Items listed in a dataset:

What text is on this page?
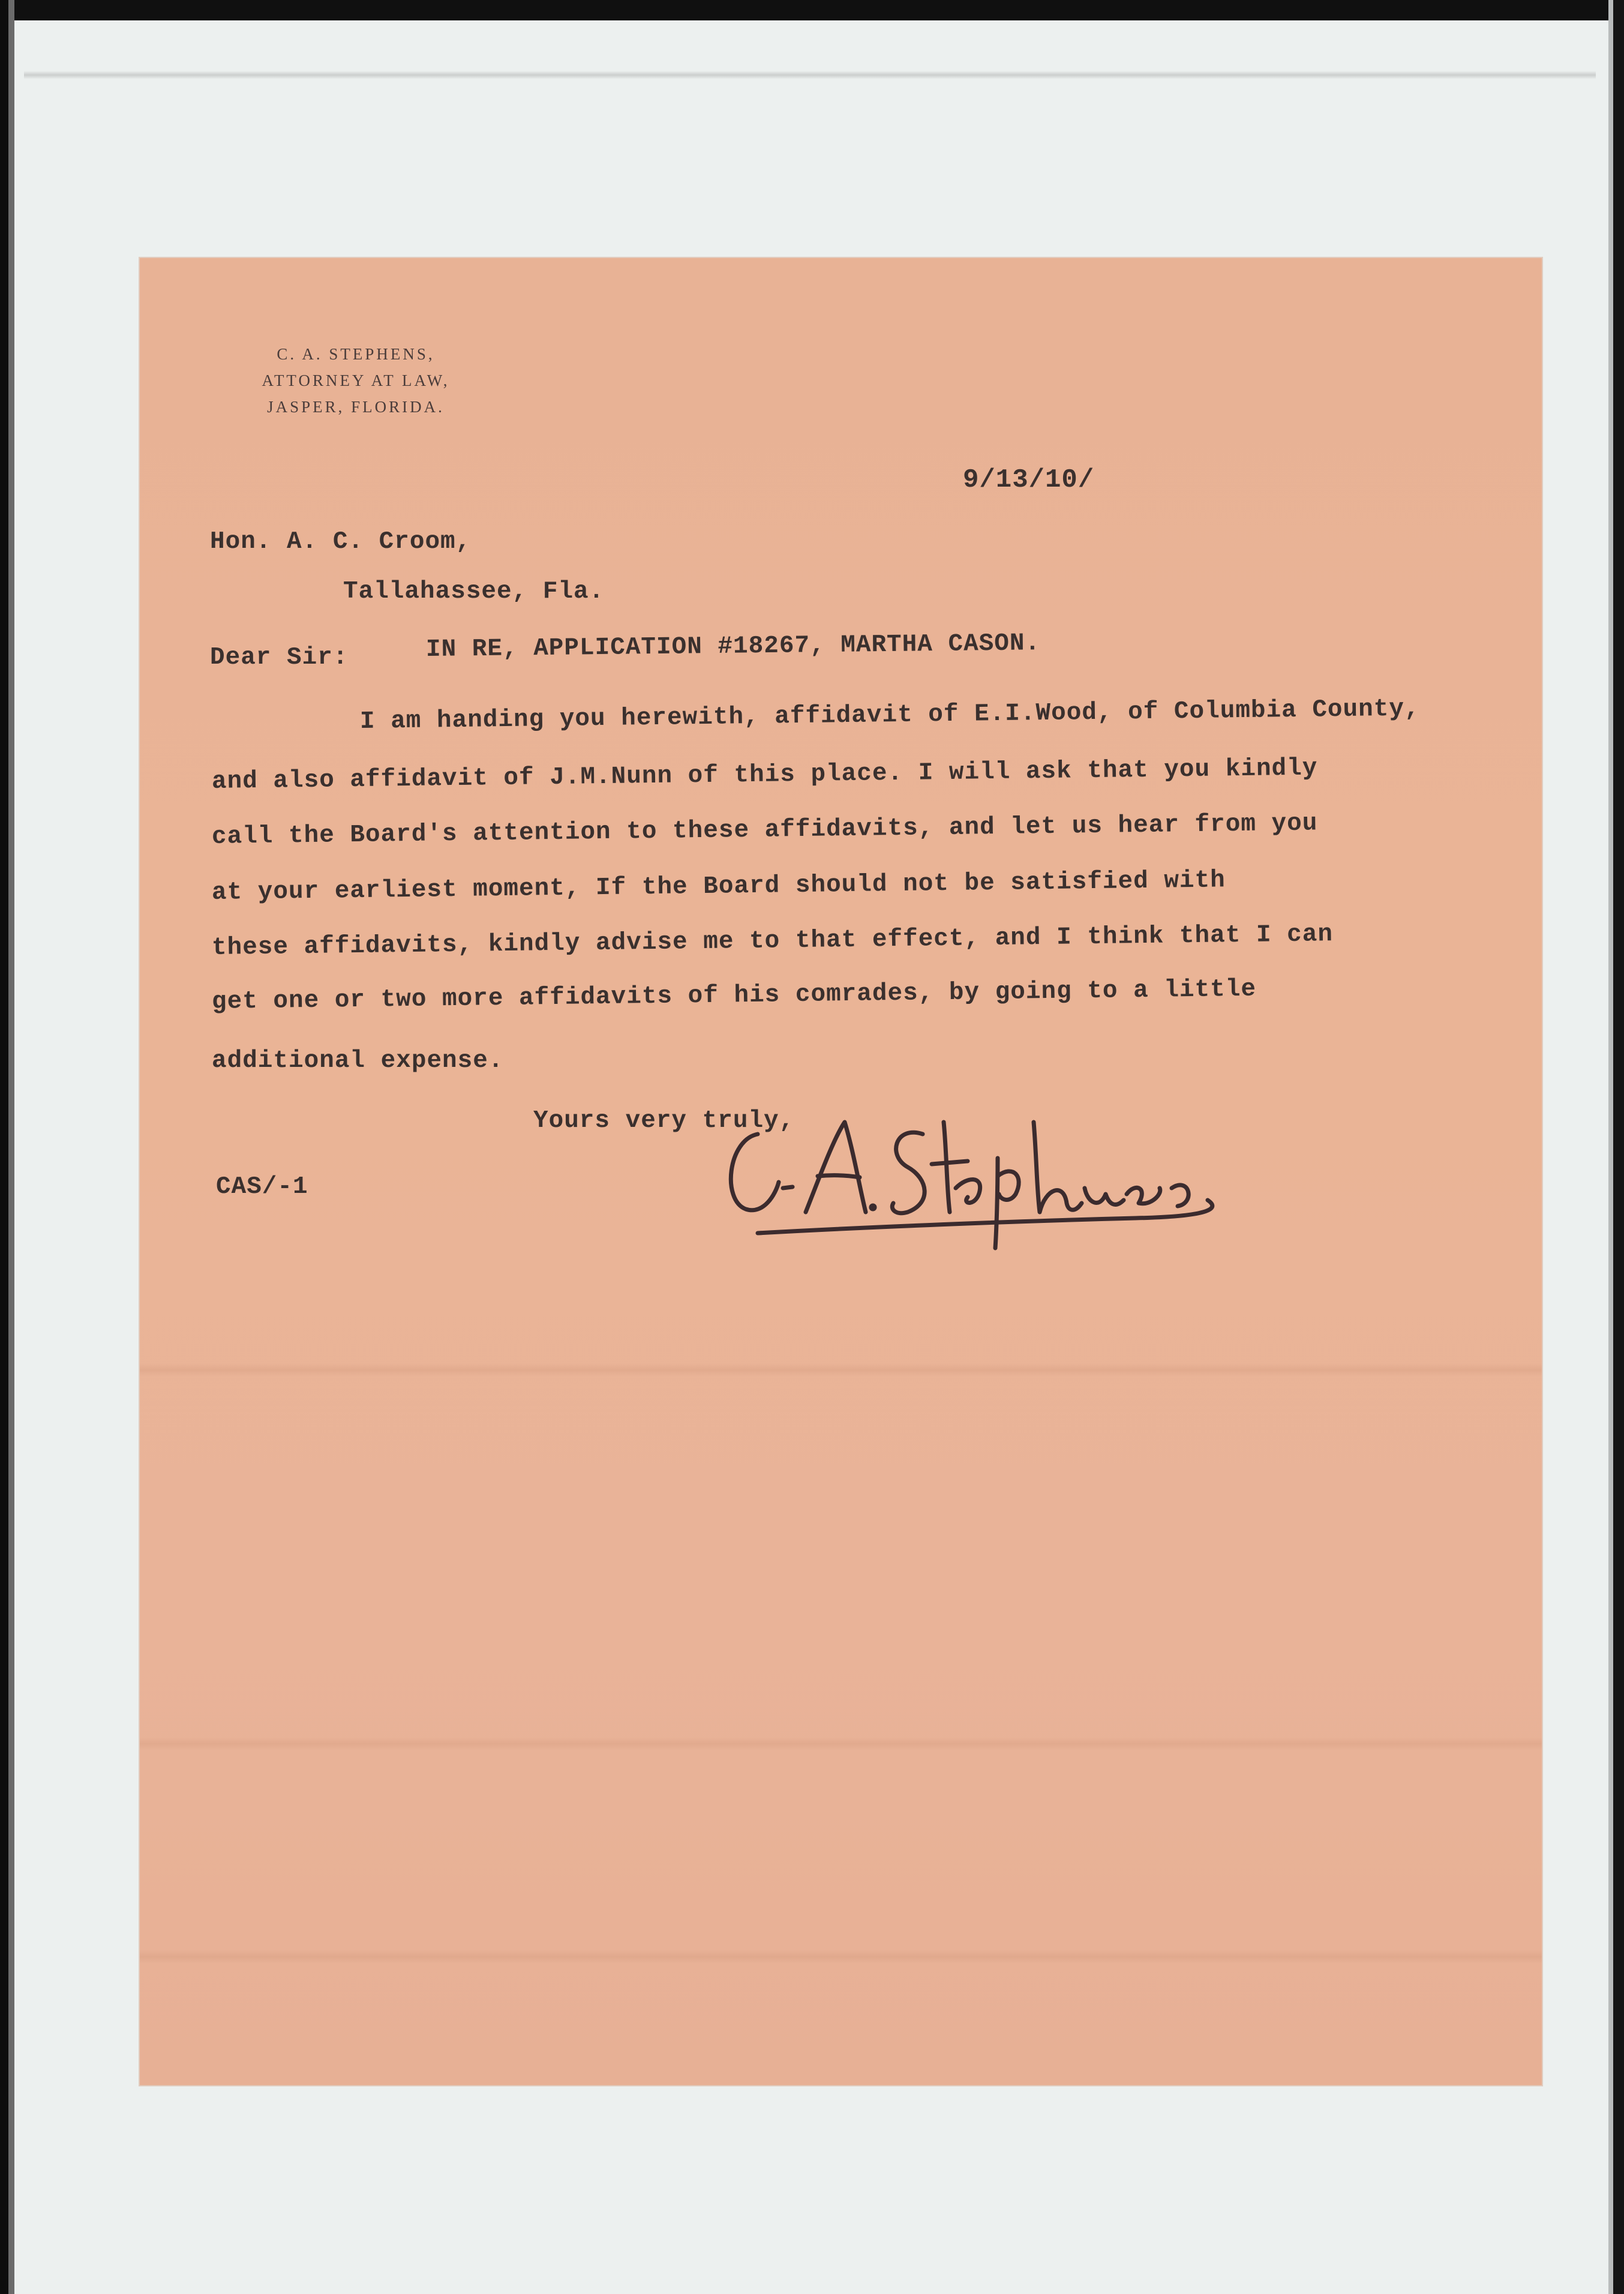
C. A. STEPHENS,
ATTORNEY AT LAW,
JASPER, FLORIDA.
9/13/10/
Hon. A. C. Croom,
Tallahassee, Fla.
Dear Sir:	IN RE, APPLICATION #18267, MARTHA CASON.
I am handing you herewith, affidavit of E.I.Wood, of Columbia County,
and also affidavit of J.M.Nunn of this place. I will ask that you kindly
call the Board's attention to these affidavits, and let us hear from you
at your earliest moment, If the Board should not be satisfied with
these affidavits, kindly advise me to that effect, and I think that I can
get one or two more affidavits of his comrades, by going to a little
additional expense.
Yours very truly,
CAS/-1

Task directions =>
Leave out the pictures and reproduce the rest of the listing exactly.

Expected answer =>
What text is on this page?
C. A. STEPHENS,
ATTORNEY AT LAW,
JASPER, FLORIDA.
9/13/10/
Hon. A. C. Croom,
Tallahassee, Fla.
Dear Sir:	IN RE, APPLICATION #18267, MARTHA CASON.
I am handing you herewith, affidavit of E.I.Wood, of Columbia County,
and also affidavit of J.M.Nunn of this place. I will ask that you kindly
call the Board's attention to these affidavits, and let us hear from you
at your earliest moment, If the Board should not be satisfied with
these affidavits, kindly advise me to that effect, and I think that I can
get one or two more affidavits of his comrades, by going to a little
additional expense.
Yours very truly,
CAS/-1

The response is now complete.